Problem to solve: Type out the records that follow, exactly as given.

Data items:
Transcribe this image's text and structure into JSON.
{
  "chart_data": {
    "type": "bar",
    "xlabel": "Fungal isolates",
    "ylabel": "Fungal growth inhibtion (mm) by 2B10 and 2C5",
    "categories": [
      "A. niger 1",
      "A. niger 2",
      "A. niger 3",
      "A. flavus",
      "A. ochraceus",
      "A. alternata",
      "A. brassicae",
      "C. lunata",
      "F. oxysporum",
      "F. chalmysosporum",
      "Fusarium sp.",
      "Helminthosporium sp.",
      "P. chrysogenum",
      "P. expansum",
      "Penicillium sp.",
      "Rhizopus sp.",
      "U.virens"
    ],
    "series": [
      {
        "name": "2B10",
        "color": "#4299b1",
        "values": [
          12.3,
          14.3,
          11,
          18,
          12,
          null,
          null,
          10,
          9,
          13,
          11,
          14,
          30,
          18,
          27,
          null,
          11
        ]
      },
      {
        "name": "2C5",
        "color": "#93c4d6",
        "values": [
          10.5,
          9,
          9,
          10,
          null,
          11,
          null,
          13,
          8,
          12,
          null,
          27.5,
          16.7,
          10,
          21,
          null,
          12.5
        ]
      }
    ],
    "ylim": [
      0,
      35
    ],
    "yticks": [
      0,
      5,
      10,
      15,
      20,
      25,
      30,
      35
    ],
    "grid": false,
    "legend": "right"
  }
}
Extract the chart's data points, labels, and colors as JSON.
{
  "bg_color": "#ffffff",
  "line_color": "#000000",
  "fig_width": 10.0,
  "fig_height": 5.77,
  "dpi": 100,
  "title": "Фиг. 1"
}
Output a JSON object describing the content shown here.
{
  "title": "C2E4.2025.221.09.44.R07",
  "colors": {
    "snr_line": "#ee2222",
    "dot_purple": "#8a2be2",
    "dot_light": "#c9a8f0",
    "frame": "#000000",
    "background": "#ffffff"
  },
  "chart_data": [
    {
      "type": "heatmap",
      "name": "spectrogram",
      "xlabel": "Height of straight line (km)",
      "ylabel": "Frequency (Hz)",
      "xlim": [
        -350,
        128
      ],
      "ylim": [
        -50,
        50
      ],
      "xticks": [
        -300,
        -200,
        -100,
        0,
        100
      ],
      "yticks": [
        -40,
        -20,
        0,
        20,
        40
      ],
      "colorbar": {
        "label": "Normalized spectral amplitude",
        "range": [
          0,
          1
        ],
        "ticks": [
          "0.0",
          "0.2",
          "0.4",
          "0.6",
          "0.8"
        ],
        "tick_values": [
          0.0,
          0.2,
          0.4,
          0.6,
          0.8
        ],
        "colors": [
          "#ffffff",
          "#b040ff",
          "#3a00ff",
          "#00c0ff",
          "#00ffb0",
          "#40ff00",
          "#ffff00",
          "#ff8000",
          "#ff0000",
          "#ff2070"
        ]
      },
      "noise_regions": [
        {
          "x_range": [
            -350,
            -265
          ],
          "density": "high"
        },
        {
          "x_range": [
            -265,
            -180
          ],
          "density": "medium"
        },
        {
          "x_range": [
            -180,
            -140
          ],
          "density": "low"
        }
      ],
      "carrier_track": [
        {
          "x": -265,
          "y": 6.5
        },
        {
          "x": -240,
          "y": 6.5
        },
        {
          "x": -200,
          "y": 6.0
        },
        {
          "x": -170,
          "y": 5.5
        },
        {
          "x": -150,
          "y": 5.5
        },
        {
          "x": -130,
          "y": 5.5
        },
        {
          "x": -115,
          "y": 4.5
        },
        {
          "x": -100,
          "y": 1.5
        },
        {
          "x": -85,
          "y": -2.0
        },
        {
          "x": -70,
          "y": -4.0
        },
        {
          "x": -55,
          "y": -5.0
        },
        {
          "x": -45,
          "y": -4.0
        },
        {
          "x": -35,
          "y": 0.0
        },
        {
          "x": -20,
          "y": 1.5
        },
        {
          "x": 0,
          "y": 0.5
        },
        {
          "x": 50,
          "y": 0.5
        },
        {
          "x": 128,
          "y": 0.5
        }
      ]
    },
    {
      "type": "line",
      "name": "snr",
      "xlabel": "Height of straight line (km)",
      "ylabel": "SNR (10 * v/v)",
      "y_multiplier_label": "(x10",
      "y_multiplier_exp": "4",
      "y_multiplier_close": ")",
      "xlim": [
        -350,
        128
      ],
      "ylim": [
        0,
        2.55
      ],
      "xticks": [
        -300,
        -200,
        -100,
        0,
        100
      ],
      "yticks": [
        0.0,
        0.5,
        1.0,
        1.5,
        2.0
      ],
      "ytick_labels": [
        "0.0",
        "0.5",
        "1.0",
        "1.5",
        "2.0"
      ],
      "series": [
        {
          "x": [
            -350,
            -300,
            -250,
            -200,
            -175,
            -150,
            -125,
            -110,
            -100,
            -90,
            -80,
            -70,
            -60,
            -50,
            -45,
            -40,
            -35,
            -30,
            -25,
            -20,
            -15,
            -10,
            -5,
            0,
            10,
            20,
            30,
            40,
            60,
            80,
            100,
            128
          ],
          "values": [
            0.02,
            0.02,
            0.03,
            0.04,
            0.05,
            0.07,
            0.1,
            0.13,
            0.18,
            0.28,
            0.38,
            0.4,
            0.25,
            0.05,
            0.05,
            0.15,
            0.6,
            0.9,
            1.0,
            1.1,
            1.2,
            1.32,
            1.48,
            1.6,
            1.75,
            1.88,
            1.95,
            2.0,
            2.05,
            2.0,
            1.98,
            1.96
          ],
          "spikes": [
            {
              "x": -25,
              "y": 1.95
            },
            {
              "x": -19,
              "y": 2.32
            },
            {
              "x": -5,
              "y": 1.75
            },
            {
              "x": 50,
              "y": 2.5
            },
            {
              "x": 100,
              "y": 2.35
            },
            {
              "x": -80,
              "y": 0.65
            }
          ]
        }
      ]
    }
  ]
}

Solved problem:
Transcribe this image's text and structure into JSON.
{
  "chart_data": {
    "type": "bar",
    "xlabel": "Fungal isolates",
    "ylabel": "Fungal growth inhibtion (mm) by 2B10 and 2C5",
    "categories": [
      "A. niger 1",
      "A. niger 2",
      "A. niger 3",
      "A. flavus",
      "A. ochraceus",
      "A. alternata",
      "A. brassicae",
      "C. lunata",
      "F. oxysporum",
      "F. chalmysosporum",
      "Fusarium sp.",
      "Helminthosporium sp.",
      "P. chrysogenum",
      "P. expansum",
      "Penicillium sp.",
      "Rhizopus sp.",
      "U.virens"
    ],
    "series": [
      {
        "name": "2B10",
        "color": "#4299b1",
        "values": [
          12.3,
          14.3,
          11,
          18,
          12,
          null,
          null,
          10,
          9,
          13,
          11,
          14,
          30,
          18,
          27,
          null,
          11
        ]
      },
      {
        "name": "2C5",
        "color": "#93c4d6",
        "values": [
          10.5,
          9,
          9,
          10,
          null,
          11,
          null,
          13,
          8,
          12,
          null,
          27.5,
          16.7,
          10,
          21,
          null,
          12.5
        ]
      }
    ],
    "ylim": [
      0,
      35
    ],
    "yticks": [
      0,
      5,
      10,
      15,
      20,
      25,
      30,
      35
    ],
    "grid": false,
    "legend": "right"
  }
}
Extract the chart's data points, labels, and colors as JSON.
{
  "bg_color": "#ffffff",
  "line_color": "#000000",
  "fig_width": 10.0,
  "fig_height": 5.77,
  "dpi": 100,
  "title": "Фиг. 1"
}
Output a JSON object describing the content shown here.
{
  "title": "C2E4.2025.221.09.44.R07",
  "colors": {
    "snr_line": "#ee2222",
    "dot_purple": "#8a2be2",
    "dot_light": "#c9a8f0",
    "frame": "#000000",
    "background": "#ffffff"
  },
  "chart_data": [
    {
      "type": "heatmap",
      "name": "spectrogram",
      "xlabel": "Height of straight line (km)",
      "ylabel": "Frequency (Hz)",
      "xlim": [
        -350,
        128
      ],
      "ylim": [
        -50,
        50
      ],
      "xticks": [
        -300,
        -200,
        -100,
        0,
        100
      ],
      "yticks": [
        -40,
        -20,
        0,
        20,
        40
      ],
      "colorbar": {
        "label": "Normalized spectral amplitude",
        "range": [
          0,
          1
        ],
        "ticks": [
          "0.0",
          "0.2",
          "0.4",
          "0.6",
          "0.8"
        ],
        "tick_values": [
          0.0,
          0.2,
          0.4,
          0.6,
          0.8
        ],
        "colors": [
          "#ffffff",
          "#b040ff",
          "#3a00ff",
          "#00c0ff",
          "#00ffb0",
          "#40ff00",
          "#ffff00",
          "#ff8000",
          "#ff0000",
          "#ff2070"
        ]
      },
      "noise_regions": [
        {
          "x_range": [
            -350,
            -265
          ],
          "density": "high"
        },
        {
          "x_range": [
            -265,
            -180
          ],
          "density": "medium"
        },
        {
          "x_range": [
            -180,
            -140
          ],
          "density": "low"
        }
      ],
      "carrier_track": [
        {
          "x": -265,
          "y": 6.5
        },
        {
          "x": -240,
          "y": 6.5
        },
        {
          "x": -200,
          "y": 6.0
        },
        {
          "x": -170,
          "y": 5.5
        },
        {
          "x": -150,
          "y": 5.5
        },
        {
          "x": -130,
          "y": 5.5
        },
        {
          "x": -115,
          "y": 4.5
        },
        {
          "x": -100,
          "y": 1.5
        },
        {
          "x": -85,
          "y": -2.0
        },
        {
          "x": -70,
          "y": -4.0
        },
        {
          "x": -55,
          "y": -5.0
        },
        {
          "x": -45,
          "y": -4.0
        },
        {
          "x": -35,
          "y": 0.0
        },
        {
          "x": -20,
          "y": 1.5
        },
        {
          "x": 0,
          "y": 0.5
        },
        {
          "x": 50,
          "y": 0.5
        },
        {
          "x": 128,
          "y": 0.5
        }
      ]
    },
    {
      "type": "line",
      "name": "snr",
      "xlabel": "Height of straight line (km)",
      "ylabel": "SNR (10 * v/v)",
      "y_multiplier_label": "(x10",
      "y_multiplier_exp": "4",
      "y_multiplier_close": ")",
      "xlim": [
        -350,
        128
      ],
      "ylim": [
        0,
        2.55
      ],
      "xticks": [
        -300,
        -200,
        -100,
        0,
        100
      ],
      "yticks": [
        0.0,
        0.5,
        1.0,
        1.5,
        2.0
      ],
      "ytick_labels": [
        "0.0",
        "0.5",
        "1.0",
        "1.5",
        "2.0"
      ],
      "series": [
        {
          "x": [
            -350,
            -300,
            -250,
            -200,
            -175,
            -150,
            -125,
            -110,
            -100,
            -90,
            -80,
            -70,
            -60,
            -50,
            -45,
            -40,
            -35,
            -30,
            -25,
            -20,
            -15,
            -10,
            -5,
            0,
            10,
            20,
            30,
            40,
            60,
            80,
            100,
            128
          ],
          "values": [
            0.02,
            0.02,
            0.03,
            0.04,
            0.05,
            0.07,
            0.1,
            0.13,
            0.18,
            0.28,
            0.38,
            0.4,
            0.25,
            0.05,
            0.05,
            0.15,
            0.6,
            0.9,
            1.0,
            1.1,
            1.2,
            1.32,
            1.48,
            1.6,
            1.75,
            1.88,
            1.95,
            2.0,
            2.05,
            2.0,
            1.98,
            1.96
          ],
          "spikes": [
            {
              "x": -25,
              "y": 1.95
            },
            {
              "x": -19,
              "y": 2.32
            },
            {
              "x": -5,
              "y": 1.75
            },
            {
              "x": 50,
              "y": 2.5
            },
            {
              "x": 100,
              "y": 2.35
            },
            {
              "x": -80,
              "y": 0.65
            }
          ]
        }
      ]
    }
  ]
}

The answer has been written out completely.